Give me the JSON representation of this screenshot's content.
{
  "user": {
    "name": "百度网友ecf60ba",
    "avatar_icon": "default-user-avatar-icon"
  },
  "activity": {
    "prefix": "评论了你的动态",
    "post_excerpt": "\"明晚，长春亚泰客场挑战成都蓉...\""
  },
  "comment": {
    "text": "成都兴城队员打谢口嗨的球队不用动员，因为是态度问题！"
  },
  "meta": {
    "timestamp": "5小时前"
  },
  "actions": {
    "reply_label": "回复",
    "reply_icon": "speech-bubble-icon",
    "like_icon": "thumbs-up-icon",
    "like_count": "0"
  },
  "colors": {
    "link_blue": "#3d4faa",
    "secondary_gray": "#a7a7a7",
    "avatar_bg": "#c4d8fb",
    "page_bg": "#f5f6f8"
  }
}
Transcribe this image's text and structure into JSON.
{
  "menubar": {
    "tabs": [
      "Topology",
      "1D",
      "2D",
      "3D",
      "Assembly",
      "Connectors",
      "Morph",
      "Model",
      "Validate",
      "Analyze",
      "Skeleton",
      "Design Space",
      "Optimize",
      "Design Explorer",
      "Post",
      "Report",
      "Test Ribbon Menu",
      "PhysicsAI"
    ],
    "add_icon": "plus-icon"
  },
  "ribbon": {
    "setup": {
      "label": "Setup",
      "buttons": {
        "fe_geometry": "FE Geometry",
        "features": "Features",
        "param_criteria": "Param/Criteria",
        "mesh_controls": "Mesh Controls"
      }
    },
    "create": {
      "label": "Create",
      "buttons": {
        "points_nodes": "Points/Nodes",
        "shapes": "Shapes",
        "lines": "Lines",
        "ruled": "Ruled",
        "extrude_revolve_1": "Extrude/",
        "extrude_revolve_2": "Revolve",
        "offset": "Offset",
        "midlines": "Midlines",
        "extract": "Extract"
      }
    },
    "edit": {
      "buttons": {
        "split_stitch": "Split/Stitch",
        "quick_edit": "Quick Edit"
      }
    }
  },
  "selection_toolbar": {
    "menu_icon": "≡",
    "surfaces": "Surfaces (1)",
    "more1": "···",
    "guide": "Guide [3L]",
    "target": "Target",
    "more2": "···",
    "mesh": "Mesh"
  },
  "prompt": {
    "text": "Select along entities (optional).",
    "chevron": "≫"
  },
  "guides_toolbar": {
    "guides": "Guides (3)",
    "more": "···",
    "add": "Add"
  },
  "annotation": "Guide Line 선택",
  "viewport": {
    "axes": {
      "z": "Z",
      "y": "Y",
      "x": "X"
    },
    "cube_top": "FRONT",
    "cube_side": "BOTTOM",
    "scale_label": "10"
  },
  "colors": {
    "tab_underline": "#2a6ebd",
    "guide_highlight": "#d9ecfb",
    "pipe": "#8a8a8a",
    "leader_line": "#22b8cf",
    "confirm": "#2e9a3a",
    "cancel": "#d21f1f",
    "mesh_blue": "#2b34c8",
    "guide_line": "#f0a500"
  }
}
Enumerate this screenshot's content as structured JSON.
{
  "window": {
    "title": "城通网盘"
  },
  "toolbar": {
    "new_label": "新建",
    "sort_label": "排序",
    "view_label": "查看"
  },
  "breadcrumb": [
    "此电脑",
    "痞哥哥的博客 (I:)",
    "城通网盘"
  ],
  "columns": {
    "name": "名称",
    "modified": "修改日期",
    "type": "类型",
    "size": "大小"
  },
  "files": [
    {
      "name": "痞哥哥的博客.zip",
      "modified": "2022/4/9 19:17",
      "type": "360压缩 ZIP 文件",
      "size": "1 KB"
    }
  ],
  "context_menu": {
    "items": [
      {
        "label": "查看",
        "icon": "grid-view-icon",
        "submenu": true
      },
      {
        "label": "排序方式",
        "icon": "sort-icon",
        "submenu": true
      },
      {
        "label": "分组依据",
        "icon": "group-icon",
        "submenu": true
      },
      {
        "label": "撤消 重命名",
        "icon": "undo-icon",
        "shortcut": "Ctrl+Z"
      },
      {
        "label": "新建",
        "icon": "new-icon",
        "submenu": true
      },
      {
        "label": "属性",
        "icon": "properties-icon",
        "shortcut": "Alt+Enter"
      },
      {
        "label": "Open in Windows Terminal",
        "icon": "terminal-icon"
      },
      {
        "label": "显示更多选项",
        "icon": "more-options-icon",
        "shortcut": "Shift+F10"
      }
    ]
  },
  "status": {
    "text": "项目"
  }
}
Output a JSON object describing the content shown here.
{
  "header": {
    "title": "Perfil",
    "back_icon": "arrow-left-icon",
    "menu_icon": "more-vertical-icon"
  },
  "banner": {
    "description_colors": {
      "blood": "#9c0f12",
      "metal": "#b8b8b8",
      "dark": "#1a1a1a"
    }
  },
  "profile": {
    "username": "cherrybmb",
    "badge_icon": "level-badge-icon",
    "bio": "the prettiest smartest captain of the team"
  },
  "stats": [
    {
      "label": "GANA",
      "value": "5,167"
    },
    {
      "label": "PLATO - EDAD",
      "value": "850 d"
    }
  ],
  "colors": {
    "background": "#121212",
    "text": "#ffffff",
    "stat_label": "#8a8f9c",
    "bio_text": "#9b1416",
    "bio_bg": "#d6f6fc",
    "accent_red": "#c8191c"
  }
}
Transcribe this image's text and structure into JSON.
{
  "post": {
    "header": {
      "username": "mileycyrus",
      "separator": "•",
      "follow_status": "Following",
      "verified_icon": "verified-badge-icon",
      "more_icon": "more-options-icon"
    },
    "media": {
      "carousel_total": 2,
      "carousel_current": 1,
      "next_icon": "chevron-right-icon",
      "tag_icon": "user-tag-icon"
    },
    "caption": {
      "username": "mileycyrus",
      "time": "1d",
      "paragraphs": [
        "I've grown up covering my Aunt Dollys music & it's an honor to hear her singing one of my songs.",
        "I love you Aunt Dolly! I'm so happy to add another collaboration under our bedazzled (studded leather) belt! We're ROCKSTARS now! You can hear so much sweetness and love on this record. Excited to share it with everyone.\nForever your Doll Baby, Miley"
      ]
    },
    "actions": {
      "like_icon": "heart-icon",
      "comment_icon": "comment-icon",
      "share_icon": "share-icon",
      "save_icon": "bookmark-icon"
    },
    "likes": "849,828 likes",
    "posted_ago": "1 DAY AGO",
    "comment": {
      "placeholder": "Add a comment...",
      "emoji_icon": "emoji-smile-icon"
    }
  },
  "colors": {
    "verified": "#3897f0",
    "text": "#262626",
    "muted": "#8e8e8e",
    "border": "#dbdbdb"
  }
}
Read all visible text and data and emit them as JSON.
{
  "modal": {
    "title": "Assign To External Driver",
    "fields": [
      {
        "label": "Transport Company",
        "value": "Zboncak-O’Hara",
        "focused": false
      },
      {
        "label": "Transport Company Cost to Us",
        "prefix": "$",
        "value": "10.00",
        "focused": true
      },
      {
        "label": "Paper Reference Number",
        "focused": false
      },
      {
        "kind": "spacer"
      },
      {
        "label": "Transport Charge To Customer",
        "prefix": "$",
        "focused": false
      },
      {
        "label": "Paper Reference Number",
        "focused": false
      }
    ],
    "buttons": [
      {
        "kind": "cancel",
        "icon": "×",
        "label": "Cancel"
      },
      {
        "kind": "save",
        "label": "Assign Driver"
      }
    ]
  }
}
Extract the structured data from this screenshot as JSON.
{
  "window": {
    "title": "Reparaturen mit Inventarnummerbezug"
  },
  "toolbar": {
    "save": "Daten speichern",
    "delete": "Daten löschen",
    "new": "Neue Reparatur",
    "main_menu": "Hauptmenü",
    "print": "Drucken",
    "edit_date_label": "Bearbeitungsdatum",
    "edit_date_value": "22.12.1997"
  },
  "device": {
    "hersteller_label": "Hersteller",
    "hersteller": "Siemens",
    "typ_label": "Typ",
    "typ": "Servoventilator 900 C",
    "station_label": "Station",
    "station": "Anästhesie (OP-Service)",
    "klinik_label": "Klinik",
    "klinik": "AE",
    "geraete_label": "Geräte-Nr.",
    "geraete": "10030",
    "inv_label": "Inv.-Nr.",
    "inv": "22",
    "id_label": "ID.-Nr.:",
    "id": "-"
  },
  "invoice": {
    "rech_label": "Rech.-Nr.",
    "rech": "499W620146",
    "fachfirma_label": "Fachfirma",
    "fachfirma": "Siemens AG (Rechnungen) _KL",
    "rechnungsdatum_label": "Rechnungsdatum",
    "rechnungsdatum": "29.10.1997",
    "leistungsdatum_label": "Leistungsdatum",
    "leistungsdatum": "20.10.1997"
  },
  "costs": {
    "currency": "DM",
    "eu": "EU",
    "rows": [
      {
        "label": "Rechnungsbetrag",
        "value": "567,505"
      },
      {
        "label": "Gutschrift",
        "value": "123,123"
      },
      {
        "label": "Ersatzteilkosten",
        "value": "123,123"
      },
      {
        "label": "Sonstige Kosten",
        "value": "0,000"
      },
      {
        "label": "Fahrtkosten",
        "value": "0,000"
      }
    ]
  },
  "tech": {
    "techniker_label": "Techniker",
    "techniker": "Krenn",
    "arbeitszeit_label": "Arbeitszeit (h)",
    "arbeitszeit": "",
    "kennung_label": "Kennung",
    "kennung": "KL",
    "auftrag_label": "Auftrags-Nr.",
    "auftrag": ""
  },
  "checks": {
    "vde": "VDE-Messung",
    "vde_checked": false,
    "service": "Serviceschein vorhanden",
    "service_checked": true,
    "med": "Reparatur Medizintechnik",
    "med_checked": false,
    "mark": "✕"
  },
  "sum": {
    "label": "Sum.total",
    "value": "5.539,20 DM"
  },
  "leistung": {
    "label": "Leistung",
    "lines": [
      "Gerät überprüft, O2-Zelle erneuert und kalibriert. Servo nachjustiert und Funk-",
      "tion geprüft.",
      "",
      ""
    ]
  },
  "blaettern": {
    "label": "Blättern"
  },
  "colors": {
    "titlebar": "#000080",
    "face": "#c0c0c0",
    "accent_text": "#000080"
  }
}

————————

Instructions for the task. Only a number is wanted: how many lines contain "data"?

Output for this exercise. 2